**YOUR INSTRUCTIONS:** Look through the records below and give the number of lines holding the string "this", nothing more.
::::::
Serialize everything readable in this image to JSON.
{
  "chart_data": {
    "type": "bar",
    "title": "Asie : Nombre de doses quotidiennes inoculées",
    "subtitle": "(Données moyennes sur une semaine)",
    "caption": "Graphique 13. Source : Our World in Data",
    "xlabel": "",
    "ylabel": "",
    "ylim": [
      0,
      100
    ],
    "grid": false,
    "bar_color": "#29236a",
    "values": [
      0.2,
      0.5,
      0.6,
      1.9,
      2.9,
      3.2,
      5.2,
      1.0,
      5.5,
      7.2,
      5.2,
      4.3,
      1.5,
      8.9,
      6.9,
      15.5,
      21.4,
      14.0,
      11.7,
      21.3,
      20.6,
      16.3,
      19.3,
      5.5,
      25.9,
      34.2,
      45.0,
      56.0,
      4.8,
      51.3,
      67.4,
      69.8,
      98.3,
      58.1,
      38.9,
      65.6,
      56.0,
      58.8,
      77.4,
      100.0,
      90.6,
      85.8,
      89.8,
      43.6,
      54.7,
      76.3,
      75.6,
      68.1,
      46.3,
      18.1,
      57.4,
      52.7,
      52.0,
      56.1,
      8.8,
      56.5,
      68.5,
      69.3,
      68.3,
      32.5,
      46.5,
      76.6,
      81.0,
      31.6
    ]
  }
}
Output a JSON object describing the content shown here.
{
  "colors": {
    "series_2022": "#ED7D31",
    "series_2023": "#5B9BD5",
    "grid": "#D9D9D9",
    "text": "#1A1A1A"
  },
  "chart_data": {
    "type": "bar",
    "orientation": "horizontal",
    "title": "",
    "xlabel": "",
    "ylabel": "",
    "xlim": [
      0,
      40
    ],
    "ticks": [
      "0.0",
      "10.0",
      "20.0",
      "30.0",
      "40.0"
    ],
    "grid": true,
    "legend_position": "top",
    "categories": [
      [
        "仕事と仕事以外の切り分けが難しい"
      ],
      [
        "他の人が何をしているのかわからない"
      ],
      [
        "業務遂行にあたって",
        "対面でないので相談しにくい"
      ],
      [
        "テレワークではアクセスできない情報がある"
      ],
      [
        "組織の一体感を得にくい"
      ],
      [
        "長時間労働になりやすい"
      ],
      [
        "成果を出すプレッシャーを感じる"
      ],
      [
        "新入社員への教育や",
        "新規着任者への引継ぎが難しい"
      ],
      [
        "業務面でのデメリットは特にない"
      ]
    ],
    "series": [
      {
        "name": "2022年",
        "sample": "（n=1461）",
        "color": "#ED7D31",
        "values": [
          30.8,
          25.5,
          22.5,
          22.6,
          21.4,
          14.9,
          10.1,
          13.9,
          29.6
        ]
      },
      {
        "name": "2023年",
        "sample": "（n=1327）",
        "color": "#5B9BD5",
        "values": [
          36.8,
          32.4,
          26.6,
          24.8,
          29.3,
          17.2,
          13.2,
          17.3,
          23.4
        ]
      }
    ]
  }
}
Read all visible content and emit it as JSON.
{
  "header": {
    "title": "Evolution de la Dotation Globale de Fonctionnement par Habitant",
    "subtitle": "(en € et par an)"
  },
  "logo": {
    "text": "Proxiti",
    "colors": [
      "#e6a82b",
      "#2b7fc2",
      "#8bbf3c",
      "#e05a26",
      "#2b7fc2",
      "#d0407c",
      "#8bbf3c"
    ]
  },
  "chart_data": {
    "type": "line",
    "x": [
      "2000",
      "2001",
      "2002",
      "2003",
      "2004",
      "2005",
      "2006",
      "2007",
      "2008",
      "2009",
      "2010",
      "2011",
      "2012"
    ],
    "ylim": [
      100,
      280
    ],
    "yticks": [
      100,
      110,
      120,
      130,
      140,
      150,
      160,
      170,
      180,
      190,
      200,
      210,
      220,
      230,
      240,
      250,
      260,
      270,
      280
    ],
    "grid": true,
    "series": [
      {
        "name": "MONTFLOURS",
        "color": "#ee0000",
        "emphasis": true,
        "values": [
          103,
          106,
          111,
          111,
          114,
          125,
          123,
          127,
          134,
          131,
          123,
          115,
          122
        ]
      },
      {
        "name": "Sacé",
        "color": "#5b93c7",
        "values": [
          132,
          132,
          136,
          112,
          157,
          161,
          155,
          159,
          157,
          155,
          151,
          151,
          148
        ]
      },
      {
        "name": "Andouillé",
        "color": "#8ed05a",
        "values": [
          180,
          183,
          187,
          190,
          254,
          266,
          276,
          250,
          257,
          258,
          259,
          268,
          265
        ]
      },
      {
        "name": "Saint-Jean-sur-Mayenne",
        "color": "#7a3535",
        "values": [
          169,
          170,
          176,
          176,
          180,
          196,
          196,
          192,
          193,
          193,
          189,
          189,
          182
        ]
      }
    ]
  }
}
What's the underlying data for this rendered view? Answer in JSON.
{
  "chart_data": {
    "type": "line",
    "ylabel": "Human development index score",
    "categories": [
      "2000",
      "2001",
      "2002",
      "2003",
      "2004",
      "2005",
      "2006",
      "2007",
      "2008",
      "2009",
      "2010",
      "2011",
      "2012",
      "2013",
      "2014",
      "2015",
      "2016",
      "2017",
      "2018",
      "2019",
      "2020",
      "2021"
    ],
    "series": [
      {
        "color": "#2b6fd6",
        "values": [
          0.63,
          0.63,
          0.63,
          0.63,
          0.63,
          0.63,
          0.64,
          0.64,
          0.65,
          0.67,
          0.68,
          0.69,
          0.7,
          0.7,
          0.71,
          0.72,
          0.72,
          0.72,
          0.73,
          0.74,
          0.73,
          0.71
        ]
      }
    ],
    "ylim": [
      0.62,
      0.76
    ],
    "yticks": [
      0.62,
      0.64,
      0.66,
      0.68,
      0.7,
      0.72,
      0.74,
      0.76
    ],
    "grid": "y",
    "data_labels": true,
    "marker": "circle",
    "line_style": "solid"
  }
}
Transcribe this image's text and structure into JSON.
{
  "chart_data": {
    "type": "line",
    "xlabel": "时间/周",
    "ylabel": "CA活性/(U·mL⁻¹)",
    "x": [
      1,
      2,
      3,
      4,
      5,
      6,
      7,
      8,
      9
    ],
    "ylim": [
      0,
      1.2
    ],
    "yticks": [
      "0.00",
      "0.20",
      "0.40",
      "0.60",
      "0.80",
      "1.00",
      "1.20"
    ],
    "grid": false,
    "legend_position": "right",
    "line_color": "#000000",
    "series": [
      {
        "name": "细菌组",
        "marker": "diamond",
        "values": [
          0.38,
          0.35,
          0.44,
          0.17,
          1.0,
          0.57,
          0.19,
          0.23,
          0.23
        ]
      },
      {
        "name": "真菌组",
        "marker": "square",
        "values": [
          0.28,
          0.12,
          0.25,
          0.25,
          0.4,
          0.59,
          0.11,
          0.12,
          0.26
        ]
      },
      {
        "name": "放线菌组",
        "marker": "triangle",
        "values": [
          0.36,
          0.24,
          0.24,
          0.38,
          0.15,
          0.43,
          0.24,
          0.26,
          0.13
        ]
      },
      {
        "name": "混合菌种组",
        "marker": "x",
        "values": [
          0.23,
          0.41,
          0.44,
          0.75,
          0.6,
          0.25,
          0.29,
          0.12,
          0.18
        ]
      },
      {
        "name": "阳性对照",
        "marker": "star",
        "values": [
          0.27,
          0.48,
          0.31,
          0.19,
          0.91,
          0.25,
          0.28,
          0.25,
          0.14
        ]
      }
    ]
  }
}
::::::
**TASK SOLUTION:** 3